Start

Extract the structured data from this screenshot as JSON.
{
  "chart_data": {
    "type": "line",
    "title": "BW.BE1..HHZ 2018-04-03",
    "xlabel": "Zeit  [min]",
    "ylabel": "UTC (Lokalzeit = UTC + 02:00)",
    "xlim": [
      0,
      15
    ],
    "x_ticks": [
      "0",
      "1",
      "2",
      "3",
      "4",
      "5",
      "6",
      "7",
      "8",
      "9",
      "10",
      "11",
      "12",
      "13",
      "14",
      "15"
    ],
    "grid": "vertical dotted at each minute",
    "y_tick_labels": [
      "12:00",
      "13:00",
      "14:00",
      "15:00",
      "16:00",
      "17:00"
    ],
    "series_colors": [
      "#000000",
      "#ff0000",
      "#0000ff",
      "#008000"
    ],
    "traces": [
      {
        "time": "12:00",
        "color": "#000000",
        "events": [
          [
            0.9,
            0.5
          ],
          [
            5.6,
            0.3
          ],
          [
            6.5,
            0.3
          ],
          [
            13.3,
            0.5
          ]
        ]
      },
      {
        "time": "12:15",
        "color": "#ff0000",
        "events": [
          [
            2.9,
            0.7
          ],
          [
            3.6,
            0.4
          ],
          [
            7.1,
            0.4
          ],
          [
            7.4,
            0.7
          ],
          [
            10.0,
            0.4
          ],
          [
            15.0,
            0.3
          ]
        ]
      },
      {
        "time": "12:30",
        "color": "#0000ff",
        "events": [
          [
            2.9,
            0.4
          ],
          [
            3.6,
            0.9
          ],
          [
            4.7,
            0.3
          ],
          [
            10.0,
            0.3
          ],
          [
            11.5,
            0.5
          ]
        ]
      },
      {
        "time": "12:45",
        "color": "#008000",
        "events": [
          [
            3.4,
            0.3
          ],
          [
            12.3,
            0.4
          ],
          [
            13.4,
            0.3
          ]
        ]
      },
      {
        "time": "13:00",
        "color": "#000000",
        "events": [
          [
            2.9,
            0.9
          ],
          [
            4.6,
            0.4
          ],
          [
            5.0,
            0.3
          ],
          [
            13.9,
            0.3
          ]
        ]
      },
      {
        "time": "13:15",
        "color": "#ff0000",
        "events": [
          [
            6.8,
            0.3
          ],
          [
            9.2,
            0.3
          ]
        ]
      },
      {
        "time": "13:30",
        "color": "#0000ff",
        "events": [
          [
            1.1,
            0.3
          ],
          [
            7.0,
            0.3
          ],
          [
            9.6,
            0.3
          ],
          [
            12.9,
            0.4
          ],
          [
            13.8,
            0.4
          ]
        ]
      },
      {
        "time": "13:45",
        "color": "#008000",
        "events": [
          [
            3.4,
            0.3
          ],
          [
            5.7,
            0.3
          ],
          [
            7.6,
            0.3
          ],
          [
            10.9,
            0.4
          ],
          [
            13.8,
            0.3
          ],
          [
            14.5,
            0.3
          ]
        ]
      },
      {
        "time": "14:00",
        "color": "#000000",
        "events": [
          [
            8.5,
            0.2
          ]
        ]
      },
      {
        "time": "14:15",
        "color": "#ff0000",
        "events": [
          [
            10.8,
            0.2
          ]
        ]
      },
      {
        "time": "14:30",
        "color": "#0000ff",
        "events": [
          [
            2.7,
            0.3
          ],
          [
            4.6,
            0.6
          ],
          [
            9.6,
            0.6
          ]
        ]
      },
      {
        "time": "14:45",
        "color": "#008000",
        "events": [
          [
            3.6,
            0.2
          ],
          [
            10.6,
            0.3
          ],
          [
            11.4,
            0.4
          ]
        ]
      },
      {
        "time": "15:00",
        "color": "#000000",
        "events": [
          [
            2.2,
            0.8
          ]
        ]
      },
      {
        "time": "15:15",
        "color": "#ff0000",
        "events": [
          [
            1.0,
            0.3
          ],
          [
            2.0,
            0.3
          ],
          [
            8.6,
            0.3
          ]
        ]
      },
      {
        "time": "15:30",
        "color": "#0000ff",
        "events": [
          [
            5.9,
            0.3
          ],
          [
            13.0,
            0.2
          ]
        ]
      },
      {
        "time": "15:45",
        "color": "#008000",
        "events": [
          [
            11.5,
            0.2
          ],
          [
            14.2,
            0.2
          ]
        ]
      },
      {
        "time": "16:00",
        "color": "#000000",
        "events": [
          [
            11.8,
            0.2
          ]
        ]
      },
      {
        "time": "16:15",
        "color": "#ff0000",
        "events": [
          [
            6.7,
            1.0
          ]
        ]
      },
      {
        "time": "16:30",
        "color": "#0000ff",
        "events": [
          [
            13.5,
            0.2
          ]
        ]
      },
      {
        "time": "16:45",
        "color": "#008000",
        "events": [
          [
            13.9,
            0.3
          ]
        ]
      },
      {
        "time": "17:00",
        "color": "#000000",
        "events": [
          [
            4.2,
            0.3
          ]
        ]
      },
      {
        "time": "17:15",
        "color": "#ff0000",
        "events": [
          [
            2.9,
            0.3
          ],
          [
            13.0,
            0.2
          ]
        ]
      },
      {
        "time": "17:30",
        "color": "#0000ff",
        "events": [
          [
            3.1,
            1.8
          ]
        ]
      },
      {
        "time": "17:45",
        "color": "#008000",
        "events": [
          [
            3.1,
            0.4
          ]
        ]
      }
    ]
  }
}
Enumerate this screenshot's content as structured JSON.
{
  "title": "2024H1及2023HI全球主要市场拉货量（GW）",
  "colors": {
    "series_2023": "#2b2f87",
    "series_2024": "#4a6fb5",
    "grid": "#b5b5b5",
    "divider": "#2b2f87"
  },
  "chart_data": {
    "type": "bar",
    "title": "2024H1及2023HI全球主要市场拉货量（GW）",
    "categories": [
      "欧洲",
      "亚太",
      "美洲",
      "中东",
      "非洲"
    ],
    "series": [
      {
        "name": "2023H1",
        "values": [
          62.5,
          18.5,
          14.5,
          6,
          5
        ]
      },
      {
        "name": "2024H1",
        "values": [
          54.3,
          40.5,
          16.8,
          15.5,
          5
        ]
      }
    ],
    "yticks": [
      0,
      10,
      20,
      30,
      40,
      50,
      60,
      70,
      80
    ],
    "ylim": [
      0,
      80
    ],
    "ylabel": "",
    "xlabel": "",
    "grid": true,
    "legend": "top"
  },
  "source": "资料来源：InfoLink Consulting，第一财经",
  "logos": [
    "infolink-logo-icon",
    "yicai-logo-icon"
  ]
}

End

■ PROMPT
Write the data out again in full and exactly.

■ WRITTEN RESPONSE
Extract the structured data from this screenshot as JSON.
{
  "chart_data": {
    "type": "line",
    "title": "BW.BE1..HHZ 2018-04-03",
    "xlabel": "Zeit  [min]",
    "ylabel": "UTC (Lokalzeit = UTC + 02:00)",
    "xlim": [
      0,
      15
    ],
    "x_ticks": [
      "0",
      "1",
      "2",
      "3",
      "4",
      "5",
      "6",
      "7",
      "8",
      "9",
      "10",
      "11",
      "12",
      "13",
      "14",
      "15"
    ],
    "grid": "vertical dotted at each minute",
    "y_tick_labels": [
      "12:00",
      "13:00",
      "14:00",
      "15:00",
      "16:00",
      "17:00"
    ],
    "series_colors": [
      "#000000",
      "#ff0000",
      "#0000ff",
      "#008000"
    ],
    "traces": [
      {
        "time": "12:00",
        "color": "#000000",
        "events": [
          [
            0.9,
            0.5
          ],
          [
            5.6,
            0.3
          ],
          [
            6.5,
            0.3
          ],
          [
            13.3,
            0.5
          ]
        ]
      },
      {
        "time": "12:15",
        "color": "#ff0000",
        "events": [
          [
            2.9,
            0.7
          ],
          [
            3.6,
            0.4
          ],
          [
            7.1,
            0.4
          ],
          [
            7.4,
            0.7
          ],
          [
            10.0,
            0.4
          ],
          [
            15.0,
            0.3
          ]
        ]
      },
      {
        "time": "12:30",
        "color": "#0000ff",
        "events": [
          [
            2.9,
            0.4
          ],
          [
            3.6,
            0.9
          ],
          [
            4.7,
            0.3
          ],
          [
            10.0,
            0.3
          ],
          [
            11.5,
            0.5
          ]
        ]
      },
      {
        "time": "12:45",
        "color": "#008000",
        "events": [
          [
            3.4,
            0.3
          ],
          [
            12.3,
            0.4
          ],
          [
            13.4,
            0.3
          ]
        ]
      },
      {
        "time": "13:00",
        "color": "#000000",
        "events": [
          [
            2.9,
            0.9
          ],
          [
            4.6,
            0.4
          ],
          [
            5.0,
            0.3
          ],
          [
            13.9,
            0.3
          ]
        ]
      },
      {
        "time": "13:15",
        "color": "#ff0000",
        "events": [
          [
            6.8,
            0.3
          ],
          [
            9.2,
            0.3
          ]
        ]
      },
      {
        "time": "13:30",
        "color": "#0000ff",
        "events": [
          [
            1.1,
            0.3
          ],
          [
            7.0,
            0.3
          ],
          [
            9.6,
            0.3
          ],
          [
            12.9,
            0.4
          ],
          [
            13.8,
            0.4
          ]
        ]
      },
      {
        "time": "13:45",
        "color": "#008000",
        "events": [
          [
            3.4,
            0.3
          ],
          [
            5.7,
            0.3
          ],
          [
            7.6,
            0.3
          ],
          [
            10.9,
            0.4
          ],
          [
            13.8,
            0.3
          ],
          [
            14.5,
            0.3
          ]
        ]
      },
      {
        "time": "14:00",
        "color": "#000000",
        "events": [
          [
            8.5,
            0.2
          ]
        ]
      },
      {
        "time": "14:15",
        "color": "#ff0000",
        "events": [
          [
            10.8,
            0.2
          ]
        ]
      },
      {
        "time": "14:30",
        "color": "#0000ff",
        "events": [
          [
            2.7,
            0.3
          ],
          [
            4.6,
            0.6
          ],
          [
            9.6,
            0.6
          ]
        ]
      },
      {
        "time": "14:45",
        "color": "#008000",
        "events": [
          [
            3.6,
            0.2
          ],
          [
            10.6,
            0.3
          ],
          [
            11.4,
            0.4
          ]
        ]
      },
      {
        "time": "15:00",
        "color": "#000000",
        "events": [
          [
            2.2,
            0.8
          ]
        ]
      },
      {
        "time": "15:15",
        "color": "#ff0000",
        "events": [
          [
            1.0,
            0.3
          ],
          [
            2.0,
            0.3
          ],
          [
            8.6,
            0.3
          ]
        ]
      },
      {
        "time": "15:30",
        "color": "#0000ff",
        "events": [
          [
            5.9,
            0.3
          ],
          [
            13.0,
            0.2
          ]
        ]
      },
      {
        "time": "15:45",
        "color": "#008000",
        "events": [
          [
            11.5,
            0.2
          ],
          [
            14.2,
            0.2
          ]
        ]
      },
      {
        "time": "16:00",
        "color": "#000000",
        "events": [
          [
            11.8,
            0.2
          ]
        ]
      },
      {
        "time": "16:15",
        "color": "#ff0000",
        "events": [
          [
            6.7,
            1.0
          ]
        ]
      },
      {
        "time": "16:30",
        "color": "#0000ff",
        "events": [
          [
            13.5,
            0.2
          ]
        ]
      },
      {
        "time": "16:45",
        "color": "#008000",
        "events": [
          [
            13.9,
            0.3
          ]
        ]
      },
      {
        "time": "17:00",
        "color": "#000000",
        "events": [
          [
            4.2,
            0.3
          ]
        ]
      },
      {
        "time": "17:15",
        "color": "#ff0000",
        "events": [
          [
            2.9,
            0.3
          ],
          [
            13.0,
            0.2
          ]
        ]
      },
      {
        "time": "17:30",
        "color": "#0000ff",
        "events": [
          [
            3.1,
            1.8
          ]
        ]
      },
      {
        "time": "17:45",
        "color": "#008000",
        "events": [
          [
            3.1,
            0.4
          ]
        ]
      }
    ]
  }
}
Enumerate this screenshot's content as structured JSON.
{
  "title": "2024H1及2023HI全球主要市场拉货量（GW）",
  "colors": {
    "series_2023": "#2b2f87",
    "series_2024": "#4a6fb5",
    "grid": "#b5b5b5",
    "divider": "#2b2f87"
  },
  "chart_data": {
    "type": "bar",
    "title": "2024H1及2023HI全球主要市场拉货量（GW）",
    "categories": [
      "欧洲",
      "亚太",
      "美洲",
      "中东",
      "非洲"
    ],
    "series": [
      {
        "name": "2023H1",
        "values": [
          62.5,
          18.5,
          14.5,
          6,
          5
        ]
      },
      {
        "name": "2024H1",
        "values": [
          54.3,
          40.5,
          16.8,
          15.5,
          5
        ]
      }
    ],
    "yticks": [
      0,
      10,
      20,
      30,
      40,
      50,
      60,
      70,
      80
    ],
    "ylim": [
      0,
      80
    ],
    "ylabel": "",
    "xlabel": "",
    "grid": true,
    "legend": "top"
  },
  "source": "资料来源：InfoLink Consulting，第一财经",
  "logos": [
    "infolink-logo-icon",
    "yicai-logo-icon"
  ]
}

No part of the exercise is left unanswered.